EXTRAIT PRÉSENTÉ =>
Cela fait longtemps que je voulais revenir sur l'Iran.

1/ Pour cela, j'ai relu mes billets sur le vieil EGEA. Et plusieurs mois après, je me rends compte qu'ils n'ont pas vieilli, et qu'ils sont toujours pertinents. On lira donc :

2/ Quels sont les fondamentaux géopolitiques de l'Iran ? en allant du plus permanent au moins permanent :

  • une civilisation pluri-séculaire, "perse". Un profond sentiment de grandeur et d'empire.
  • un relief assez prononcé
  • une prégnance chiite, même si elle n'est pas exclusive, contrairement à ce qu'on affirme trop souvent
  • une situation médiane : entre le Proche Orient et l'Orient (Asie centrale, Asie du sud) ; entre deux zones principales de crise : à l'ouest, le duo Israël Palestine et l'Irak : à l'est, le point de fixation afghan et au-delà la rivalité indo-pakistanaise
  • un axe nord-sud maritime : au nord, la Caspienne, assez rassurante d'un point de vue iranien (acteurs faibles et convergence d'intérêt avec la Russie) ; au sud, le golfe Persique (rivalité avec les Etats arabiques) et au-delà l'océan Indien. Maîtrise du détroit d'Ormuz.

DONNÉES FOURNIES =>
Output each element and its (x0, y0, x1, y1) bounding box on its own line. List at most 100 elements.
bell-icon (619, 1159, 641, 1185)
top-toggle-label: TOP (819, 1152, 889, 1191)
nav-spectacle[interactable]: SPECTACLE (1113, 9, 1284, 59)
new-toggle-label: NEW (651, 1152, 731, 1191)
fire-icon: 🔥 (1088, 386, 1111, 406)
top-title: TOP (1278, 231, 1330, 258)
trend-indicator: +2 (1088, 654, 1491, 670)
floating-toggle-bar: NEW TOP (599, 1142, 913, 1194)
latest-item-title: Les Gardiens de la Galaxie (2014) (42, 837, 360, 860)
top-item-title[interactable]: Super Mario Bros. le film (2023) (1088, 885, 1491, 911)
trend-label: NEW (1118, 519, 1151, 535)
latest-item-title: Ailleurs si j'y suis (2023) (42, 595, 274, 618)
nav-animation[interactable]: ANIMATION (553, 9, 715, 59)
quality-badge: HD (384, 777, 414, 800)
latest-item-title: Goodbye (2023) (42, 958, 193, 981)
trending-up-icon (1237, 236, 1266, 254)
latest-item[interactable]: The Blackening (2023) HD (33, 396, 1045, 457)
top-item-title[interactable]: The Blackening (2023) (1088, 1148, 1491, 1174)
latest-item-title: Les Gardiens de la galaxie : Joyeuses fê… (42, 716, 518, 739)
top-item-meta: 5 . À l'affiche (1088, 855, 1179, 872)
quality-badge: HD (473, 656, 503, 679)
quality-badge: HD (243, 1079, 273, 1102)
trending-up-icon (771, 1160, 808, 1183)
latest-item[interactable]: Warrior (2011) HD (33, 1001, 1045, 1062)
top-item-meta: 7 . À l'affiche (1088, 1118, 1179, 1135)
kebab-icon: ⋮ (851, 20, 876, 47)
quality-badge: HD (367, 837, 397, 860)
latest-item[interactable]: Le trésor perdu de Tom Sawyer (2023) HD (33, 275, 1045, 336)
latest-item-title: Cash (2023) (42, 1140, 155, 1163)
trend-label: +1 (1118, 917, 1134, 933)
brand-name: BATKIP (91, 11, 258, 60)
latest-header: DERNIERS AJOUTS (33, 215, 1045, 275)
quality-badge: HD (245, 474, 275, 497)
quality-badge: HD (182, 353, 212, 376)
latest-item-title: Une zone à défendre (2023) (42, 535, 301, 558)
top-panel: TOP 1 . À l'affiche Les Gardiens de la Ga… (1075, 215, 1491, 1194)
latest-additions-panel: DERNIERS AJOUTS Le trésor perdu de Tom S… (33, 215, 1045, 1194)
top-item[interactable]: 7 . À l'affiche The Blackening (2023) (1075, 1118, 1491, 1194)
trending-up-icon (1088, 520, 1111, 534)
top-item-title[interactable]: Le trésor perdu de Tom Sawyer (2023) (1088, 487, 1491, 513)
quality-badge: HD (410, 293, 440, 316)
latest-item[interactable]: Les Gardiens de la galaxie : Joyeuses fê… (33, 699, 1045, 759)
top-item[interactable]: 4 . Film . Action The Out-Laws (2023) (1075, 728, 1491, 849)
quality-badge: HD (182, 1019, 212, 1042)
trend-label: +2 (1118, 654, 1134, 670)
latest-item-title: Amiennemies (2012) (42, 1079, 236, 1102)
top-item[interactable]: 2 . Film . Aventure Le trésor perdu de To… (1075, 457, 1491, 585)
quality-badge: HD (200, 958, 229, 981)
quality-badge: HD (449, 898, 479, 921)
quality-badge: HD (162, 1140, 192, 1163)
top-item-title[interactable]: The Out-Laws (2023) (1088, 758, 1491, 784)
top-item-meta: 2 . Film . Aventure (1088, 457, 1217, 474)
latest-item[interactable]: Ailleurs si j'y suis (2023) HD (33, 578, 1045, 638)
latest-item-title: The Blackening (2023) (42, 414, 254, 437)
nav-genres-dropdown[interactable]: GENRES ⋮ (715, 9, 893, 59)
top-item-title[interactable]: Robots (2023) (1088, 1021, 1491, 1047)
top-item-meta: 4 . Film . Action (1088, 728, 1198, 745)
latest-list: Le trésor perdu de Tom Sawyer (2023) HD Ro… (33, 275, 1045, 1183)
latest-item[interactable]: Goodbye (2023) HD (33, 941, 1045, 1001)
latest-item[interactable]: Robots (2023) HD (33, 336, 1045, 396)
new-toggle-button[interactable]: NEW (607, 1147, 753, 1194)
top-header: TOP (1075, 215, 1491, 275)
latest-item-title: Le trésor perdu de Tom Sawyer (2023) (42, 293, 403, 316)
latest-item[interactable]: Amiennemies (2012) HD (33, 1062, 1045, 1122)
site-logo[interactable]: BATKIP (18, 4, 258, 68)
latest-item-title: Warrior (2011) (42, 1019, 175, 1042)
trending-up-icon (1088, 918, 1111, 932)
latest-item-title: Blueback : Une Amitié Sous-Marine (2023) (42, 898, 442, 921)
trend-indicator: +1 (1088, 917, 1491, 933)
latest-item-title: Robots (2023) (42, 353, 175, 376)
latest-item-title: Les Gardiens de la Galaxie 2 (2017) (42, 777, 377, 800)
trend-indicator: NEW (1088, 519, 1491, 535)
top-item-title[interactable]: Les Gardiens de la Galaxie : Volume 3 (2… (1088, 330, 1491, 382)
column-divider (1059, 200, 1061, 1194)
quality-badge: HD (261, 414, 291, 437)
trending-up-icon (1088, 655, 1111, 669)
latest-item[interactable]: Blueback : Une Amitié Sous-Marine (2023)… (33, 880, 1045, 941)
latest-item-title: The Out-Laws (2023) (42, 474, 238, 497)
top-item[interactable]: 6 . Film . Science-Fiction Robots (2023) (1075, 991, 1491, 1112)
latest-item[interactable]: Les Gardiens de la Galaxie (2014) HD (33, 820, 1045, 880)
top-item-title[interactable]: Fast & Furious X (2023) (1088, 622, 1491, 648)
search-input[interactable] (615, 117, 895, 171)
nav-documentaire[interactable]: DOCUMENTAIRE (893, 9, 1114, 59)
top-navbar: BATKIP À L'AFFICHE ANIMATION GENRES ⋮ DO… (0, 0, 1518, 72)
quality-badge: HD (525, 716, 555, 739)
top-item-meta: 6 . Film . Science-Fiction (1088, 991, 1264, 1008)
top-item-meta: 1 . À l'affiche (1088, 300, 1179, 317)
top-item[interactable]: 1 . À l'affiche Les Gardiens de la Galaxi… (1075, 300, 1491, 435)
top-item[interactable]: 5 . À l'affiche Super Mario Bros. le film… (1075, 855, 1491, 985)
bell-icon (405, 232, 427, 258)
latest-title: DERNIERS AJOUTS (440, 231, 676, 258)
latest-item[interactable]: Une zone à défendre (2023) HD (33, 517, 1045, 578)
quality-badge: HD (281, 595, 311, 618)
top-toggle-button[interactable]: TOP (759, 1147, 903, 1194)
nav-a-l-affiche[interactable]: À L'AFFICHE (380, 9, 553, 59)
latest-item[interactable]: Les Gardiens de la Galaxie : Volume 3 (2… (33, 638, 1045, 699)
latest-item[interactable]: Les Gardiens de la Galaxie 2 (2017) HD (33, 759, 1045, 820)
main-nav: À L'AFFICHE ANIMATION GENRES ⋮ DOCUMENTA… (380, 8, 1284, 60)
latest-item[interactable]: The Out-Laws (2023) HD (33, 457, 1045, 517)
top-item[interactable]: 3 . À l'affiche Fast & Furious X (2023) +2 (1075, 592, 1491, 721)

EXERCICE PROPOSÉ => Dressez la liste de toutes les étendues d'eau nommées dans le texte sur l'Iran.

SOLUTION RÉDIGÉE =>
- la Caspienne
- le golfe Persique
- l'océan Indien
- le détroit d'Ormuz